--- BEGIN Exercise inputs ---
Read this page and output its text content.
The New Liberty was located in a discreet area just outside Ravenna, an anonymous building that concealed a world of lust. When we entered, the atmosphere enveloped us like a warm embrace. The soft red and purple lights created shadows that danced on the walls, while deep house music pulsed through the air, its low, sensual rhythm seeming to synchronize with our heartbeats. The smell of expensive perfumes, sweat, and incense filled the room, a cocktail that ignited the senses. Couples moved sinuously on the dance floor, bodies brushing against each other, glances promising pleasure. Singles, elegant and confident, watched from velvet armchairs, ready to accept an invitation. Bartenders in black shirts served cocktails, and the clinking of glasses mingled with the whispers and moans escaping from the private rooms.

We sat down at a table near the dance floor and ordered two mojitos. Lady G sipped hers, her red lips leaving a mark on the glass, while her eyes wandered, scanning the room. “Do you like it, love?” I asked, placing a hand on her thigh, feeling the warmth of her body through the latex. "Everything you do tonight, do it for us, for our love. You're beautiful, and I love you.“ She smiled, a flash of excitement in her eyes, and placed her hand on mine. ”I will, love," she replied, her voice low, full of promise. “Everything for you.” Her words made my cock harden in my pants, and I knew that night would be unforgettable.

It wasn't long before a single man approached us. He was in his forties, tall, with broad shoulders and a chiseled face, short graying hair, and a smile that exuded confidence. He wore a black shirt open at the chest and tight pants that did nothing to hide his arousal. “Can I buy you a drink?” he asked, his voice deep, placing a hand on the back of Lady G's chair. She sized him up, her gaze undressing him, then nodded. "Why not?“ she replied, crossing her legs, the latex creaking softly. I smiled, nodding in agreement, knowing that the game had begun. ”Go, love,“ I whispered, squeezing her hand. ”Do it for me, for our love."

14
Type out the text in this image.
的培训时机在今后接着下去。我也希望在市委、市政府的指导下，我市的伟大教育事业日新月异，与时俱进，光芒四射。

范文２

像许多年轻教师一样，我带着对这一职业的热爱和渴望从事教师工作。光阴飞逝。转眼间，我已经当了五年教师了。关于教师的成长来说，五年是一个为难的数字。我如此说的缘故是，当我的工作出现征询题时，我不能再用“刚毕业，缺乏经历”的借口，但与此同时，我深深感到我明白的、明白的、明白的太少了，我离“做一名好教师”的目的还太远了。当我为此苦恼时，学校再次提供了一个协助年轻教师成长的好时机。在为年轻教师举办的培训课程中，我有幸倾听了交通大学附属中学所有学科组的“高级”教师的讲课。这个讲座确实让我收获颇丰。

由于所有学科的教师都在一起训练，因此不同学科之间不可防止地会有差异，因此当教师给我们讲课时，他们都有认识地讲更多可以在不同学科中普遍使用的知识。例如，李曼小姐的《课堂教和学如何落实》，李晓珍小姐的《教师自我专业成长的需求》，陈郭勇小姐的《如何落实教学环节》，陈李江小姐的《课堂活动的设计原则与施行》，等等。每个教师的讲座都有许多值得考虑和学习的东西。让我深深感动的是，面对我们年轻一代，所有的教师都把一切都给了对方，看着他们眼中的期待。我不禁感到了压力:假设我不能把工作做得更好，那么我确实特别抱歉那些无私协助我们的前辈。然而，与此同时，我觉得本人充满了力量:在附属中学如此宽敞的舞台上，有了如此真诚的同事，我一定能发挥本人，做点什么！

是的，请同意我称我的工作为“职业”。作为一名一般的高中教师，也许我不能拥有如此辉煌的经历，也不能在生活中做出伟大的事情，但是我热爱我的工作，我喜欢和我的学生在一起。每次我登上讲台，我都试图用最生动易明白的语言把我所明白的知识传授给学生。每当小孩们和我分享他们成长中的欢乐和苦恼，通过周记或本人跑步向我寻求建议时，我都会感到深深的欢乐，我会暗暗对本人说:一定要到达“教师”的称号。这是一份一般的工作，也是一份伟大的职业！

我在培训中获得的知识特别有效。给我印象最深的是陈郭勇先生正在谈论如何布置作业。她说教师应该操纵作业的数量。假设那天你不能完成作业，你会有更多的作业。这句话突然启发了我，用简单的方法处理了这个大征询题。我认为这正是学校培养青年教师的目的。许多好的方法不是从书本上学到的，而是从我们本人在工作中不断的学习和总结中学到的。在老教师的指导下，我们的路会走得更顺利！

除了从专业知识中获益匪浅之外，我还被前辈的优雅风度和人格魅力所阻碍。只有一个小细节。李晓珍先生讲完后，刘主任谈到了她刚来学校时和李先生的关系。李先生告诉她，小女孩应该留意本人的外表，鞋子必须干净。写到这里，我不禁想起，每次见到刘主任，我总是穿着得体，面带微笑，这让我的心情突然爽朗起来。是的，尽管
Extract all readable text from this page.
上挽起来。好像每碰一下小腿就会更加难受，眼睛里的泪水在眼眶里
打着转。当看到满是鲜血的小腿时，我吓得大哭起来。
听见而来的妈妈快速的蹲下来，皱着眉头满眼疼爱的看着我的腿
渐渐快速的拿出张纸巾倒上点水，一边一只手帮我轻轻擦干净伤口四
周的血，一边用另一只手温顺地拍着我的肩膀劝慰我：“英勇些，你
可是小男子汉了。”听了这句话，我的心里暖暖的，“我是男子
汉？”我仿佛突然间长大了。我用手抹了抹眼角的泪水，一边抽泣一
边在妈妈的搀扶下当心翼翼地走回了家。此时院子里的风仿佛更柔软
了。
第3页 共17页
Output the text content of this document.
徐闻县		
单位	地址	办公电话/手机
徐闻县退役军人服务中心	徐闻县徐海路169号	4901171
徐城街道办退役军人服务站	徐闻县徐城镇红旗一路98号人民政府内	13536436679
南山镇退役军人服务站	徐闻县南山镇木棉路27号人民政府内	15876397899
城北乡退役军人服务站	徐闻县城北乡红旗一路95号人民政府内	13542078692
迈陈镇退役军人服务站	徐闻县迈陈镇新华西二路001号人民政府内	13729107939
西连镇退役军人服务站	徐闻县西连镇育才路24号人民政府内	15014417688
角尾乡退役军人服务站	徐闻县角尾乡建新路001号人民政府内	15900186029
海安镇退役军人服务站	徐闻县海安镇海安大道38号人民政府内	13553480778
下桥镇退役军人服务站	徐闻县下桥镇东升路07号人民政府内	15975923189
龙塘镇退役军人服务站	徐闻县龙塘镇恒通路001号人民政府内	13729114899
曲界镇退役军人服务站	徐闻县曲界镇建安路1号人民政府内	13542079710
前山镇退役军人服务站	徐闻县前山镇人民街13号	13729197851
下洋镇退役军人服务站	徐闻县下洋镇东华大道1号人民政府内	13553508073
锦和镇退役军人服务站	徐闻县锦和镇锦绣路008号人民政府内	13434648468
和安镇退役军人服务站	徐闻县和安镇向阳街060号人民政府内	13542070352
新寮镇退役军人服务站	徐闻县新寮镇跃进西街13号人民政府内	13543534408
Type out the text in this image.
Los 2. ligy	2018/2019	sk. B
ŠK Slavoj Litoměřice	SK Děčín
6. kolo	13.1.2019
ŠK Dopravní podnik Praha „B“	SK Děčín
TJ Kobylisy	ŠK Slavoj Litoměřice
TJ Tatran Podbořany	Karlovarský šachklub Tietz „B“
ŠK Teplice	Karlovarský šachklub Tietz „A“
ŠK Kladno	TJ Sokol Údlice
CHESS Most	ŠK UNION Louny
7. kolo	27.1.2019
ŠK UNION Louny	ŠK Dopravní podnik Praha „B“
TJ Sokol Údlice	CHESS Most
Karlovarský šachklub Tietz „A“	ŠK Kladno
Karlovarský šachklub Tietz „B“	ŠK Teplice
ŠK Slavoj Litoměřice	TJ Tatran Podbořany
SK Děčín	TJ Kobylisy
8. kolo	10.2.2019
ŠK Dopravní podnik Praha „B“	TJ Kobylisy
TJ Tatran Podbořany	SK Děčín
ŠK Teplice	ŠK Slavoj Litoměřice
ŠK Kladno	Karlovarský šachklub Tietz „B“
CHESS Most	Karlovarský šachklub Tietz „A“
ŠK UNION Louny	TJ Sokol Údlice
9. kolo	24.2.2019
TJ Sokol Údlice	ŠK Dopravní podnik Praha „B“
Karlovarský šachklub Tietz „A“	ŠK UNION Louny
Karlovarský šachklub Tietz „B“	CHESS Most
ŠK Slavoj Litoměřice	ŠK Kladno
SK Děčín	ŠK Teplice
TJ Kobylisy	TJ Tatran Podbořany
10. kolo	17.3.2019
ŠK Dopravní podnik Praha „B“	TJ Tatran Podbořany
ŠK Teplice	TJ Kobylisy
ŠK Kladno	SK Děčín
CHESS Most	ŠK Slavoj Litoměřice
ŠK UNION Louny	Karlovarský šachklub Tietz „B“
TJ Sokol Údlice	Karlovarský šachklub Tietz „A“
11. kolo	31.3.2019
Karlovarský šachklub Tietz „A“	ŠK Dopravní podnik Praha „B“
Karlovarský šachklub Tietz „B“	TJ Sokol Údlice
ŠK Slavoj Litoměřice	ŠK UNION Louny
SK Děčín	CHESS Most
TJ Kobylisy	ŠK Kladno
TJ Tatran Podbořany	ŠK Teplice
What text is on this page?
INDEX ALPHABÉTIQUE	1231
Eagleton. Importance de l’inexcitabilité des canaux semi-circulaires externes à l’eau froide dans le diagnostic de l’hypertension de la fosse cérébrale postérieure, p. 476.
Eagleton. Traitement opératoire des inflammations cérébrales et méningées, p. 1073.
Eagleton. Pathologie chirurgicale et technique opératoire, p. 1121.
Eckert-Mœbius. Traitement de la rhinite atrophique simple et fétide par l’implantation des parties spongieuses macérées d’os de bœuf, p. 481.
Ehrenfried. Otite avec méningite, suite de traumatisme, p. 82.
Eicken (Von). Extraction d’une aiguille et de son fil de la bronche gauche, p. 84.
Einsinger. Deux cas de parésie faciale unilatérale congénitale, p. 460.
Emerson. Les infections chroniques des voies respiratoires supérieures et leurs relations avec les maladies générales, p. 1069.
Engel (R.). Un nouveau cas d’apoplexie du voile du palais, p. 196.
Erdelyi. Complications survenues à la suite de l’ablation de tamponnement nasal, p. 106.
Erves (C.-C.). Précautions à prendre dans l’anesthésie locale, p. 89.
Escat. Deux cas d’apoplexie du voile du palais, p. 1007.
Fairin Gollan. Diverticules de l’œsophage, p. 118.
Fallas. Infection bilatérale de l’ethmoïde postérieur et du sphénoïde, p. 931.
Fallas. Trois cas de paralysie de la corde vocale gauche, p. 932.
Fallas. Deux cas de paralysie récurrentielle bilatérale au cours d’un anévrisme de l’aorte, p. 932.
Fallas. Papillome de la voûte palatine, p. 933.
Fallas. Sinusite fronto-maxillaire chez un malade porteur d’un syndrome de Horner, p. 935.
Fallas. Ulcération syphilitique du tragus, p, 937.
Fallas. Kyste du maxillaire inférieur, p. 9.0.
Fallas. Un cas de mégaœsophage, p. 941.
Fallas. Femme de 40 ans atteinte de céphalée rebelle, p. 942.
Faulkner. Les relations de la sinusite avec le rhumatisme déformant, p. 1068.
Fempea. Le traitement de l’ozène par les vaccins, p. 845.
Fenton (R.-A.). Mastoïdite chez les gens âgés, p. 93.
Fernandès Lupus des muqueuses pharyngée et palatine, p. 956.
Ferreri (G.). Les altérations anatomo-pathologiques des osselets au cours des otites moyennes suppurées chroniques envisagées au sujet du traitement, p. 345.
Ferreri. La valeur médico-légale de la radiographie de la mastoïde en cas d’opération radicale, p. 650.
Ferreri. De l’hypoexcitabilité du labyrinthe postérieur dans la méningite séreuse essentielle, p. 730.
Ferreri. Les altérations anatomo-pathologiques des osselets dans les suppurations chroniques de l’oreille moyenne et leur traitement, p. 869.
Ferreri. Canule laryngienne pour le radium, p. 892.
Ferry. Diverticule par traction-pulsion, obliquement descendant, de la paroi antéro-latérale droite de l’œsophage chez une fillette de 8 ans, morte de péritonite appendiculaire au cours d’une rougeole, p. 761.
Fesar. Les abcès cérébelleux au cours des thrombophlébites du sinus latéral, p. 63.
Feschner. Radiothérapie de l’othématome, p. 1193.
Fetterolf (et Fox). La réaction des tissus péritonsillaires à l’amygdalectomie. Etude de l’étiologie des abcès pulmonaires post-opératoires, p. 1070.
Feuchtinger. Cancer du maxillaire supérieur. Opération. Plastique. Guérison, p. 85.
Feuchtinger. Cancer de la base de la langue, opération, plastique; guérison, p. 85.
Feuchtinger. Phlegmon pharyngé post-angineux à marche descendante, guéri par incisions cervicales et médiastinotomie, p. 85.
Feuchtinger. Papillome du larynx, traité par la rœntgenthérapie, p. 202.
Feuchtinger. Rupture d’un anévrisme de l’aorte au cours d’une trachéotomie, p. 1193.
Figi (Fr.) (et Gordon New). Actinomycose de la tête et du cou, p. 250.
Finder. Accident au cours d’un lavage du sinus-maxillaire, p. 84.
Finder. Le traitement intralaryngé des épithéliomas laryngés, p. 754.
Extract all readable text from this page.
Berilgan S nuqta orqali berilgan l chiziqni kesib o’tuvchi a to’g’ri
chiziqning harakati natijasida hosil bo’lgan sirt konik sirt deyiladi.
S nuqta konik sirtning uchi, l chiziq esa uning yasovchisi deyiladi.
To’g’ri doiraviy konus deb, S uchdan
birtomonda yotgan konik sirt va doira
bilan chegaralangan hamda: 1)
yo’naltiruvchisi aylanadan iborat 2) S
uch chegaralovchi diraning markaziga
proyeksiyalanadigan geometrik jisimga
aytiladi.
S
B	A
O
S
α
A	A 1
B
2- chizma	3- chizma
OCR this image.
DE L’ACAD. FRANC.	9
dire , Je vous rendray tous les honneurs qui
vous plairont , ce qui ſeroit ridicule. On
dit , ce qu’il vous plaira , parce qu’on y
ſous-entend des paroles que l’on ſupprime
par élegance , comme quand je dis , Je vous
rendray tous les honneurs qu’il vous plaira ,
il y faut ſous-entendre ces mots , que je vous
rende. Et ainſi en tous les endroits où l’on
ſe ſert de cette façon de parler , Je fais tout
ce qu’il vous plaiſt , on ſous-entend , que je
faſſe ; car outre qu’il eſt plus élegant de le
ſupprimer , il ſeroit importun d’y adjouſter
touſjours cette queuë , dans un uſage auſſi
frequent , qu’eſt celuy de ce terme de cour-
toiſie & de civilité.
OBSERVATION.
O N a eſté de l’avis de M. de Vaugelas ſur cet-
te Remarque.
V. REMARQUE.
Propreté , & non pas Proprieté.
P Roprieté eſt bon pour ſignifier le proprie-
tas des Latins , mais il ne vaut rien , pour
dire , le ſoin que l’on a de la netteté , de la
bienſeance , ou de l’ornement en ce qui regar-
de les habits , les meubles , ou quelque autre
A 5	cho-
--- END Exercise inputs ---
▶ Task requirements:
Copy all lines from the listing that contain "voile".

▶ Full solution:
Engel (R.). Un nouveau cas d’apoplexie du voile du palais, p. 196.
Escat. Deux cas d’apoplexie du voile du palais, p. 1007.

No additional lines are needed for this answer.